From the listing, collect all lines containing the word "Read".

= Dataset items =
§

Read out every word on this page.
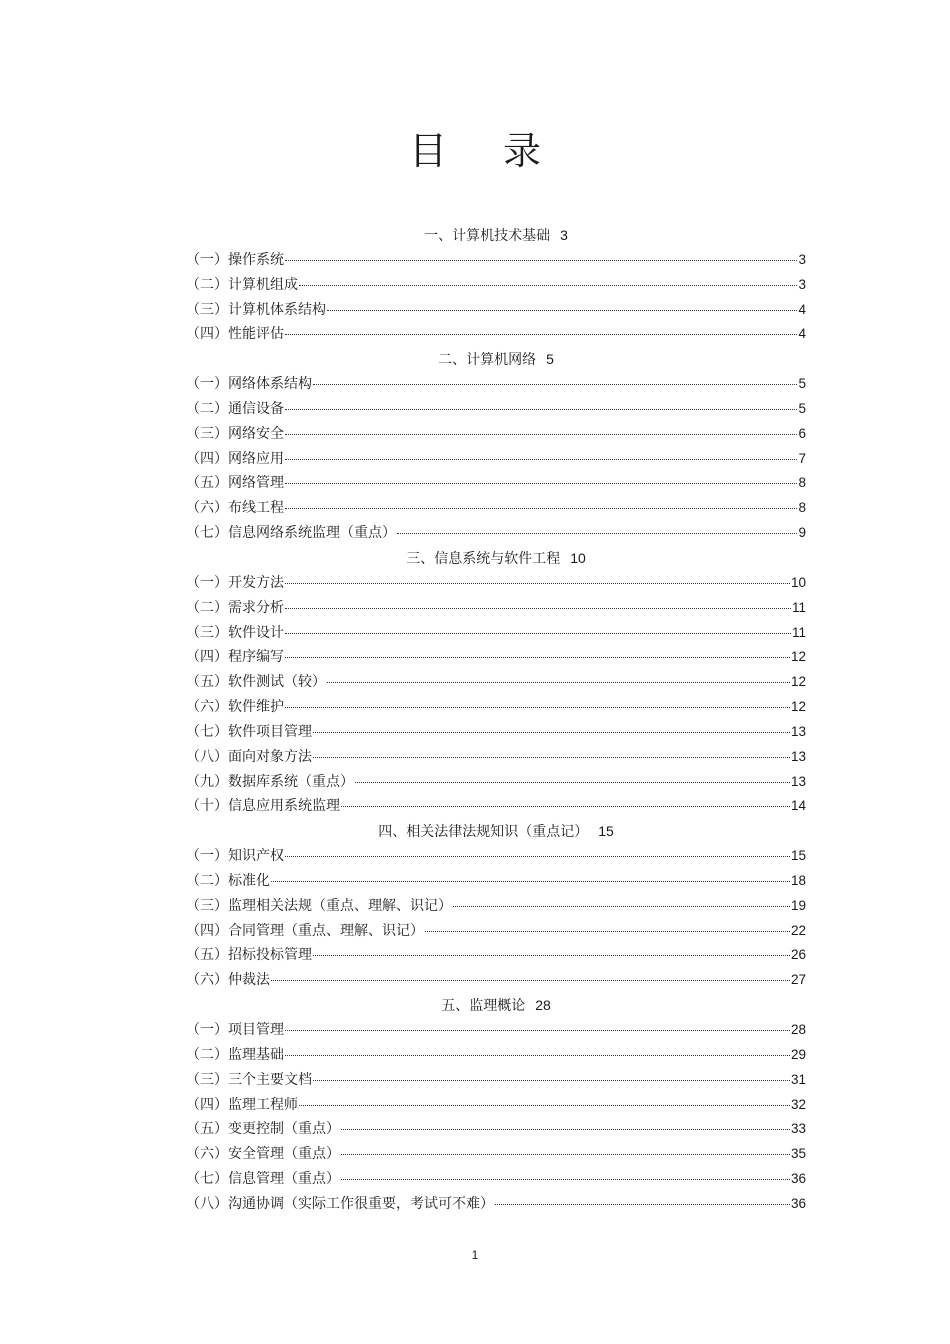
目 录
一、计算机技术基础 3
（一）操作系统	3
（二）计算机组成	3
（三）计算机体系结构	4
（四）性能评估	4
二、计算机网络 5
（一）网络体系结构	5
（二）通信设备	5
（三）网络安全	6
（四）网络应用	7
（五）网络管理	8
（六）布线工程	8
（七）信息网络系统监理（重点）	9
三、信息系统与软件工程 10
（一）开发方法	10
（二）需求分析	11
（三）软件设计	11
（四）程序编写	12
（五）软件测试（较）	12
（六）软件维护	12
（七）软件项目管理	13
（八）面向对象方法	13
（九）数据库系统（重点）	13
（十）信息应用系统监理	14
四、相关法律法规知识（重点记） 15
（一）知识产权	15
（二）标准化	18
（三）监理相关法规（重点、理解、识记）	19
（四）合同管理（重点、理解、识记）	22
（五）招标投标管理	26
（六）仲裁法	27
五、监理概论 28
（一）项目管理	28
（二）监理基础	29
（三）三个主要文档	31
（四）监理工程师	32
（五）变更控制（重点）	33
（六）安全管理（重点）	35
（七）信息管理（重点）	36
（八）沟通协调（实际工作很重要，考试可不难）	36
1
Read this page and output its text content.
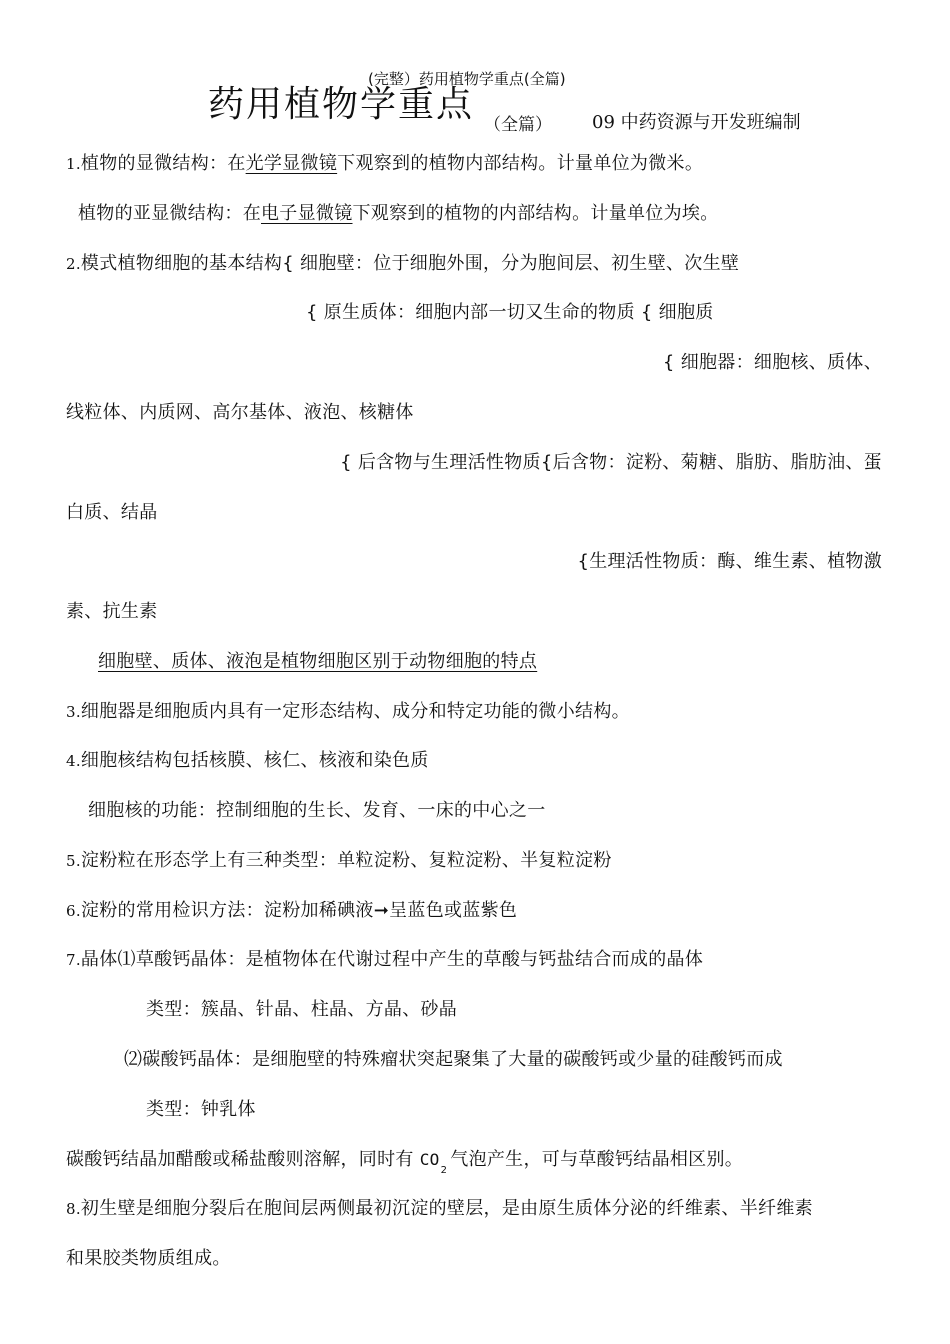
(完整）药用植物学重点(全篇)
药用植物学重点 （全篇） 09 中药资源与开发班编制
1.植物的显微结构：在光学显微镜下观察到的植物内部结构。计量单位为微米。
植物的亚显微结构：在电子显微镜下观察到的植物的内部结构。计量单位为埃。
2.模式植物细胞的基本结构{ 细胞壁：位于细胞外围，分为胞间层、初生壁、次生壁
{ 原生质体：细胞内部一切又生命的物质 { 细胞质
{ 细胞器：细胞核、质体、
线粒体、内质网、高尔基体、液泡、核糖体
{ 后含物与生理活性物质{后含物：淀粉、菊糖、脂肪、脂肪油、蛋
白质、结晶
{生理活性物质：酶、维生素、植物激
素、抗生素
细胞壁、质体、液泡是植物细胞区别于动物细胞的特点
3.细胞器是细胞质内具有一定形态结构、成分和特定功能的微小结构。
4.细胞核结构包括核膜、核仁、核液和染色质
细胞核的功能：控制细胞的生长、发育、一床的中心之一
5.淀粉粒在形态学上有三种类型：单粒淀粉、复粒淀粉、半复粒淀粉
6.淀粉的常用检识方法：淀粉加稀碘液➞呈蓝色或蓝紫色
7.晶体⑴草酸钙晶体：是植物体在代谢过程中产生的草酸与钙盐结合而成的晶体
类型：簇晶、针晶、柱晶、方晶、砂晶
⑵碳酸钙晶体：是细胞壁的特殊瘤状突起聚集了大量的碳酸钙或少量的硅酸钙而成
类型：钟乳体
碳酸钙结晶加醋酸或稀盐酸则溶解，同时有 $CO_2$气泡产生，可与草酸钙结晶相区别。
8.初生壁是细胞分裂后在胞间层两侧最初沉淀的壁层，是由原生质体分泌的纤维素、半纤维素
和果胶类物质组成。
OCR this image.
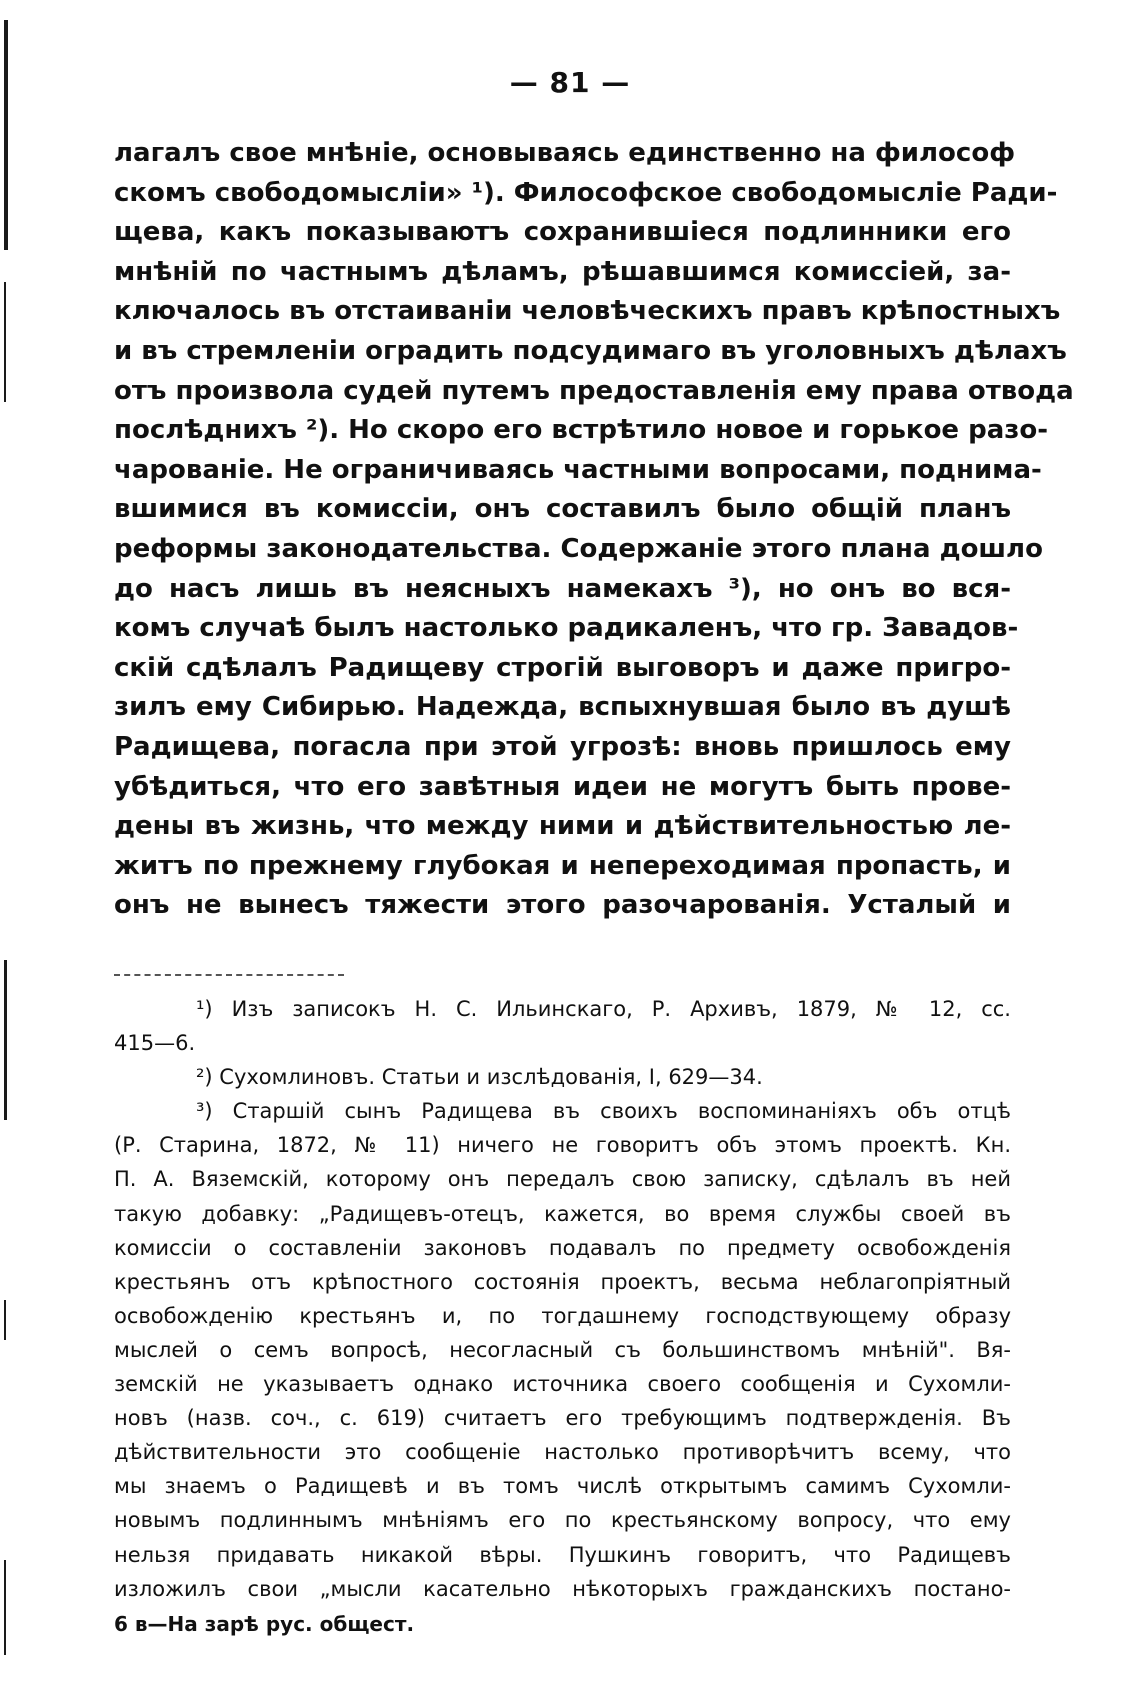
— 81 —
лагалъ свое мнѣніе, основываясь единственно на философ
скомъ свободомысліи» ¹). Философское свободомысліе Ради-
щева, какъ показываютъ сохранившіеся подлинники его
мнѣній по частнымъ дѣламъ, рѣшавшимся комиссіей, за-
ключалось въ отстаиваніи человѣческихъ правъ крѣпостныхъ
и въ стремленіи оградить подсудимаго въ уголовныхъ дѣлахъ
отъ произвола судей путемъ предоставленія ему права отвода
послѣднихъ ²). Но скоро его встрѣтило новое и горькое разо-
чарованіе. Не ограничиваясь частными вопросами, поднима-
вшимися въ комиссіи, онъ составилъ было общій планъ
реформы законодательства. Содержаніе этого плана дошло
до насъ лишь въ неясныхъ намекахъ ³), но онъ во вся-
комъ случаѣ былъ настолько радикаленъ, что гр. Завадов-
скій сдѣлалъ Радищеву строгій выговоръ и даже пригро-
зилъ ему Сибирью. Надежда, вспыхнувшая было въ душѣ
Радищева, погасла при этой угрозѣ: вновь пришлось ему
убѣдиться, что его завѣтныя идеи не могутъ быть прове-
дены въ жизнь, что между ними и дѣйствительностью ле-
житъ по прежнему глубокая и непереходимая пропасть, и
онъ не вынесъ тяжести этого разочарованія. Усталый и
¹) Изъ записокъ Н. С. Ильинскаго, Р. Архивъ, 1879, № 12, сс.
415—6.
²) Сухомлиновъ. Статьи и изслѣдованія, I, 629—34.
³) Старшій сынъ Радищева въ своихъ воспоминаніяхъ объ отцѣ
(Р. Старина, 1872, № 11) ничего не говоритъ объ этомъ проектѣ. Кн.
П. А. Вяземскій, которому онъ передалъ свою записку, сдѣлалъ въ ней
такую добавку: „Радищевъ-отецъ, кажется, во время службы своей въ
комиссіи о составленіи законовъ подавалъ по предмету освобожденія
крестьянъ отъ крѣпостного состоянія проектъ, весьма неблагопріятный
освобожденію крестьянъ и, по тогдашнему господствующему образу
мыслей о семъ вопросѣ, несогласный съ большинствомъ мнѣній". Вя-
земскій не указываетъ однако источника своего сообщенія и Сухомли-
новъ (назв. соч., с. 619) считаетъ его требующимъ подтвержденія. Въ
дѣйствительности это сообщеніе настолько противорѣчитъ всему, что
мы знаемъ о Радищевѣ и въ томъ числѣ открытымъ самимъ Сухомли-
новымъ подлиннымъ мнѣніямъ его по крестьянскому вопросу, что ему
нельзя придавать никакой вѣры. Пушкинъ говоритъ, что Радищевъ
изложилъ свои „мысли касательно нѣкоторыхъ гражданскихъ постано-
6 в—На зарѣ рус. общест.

§

= Correct response =
Read out every word on this page.
Read this page and output its text content.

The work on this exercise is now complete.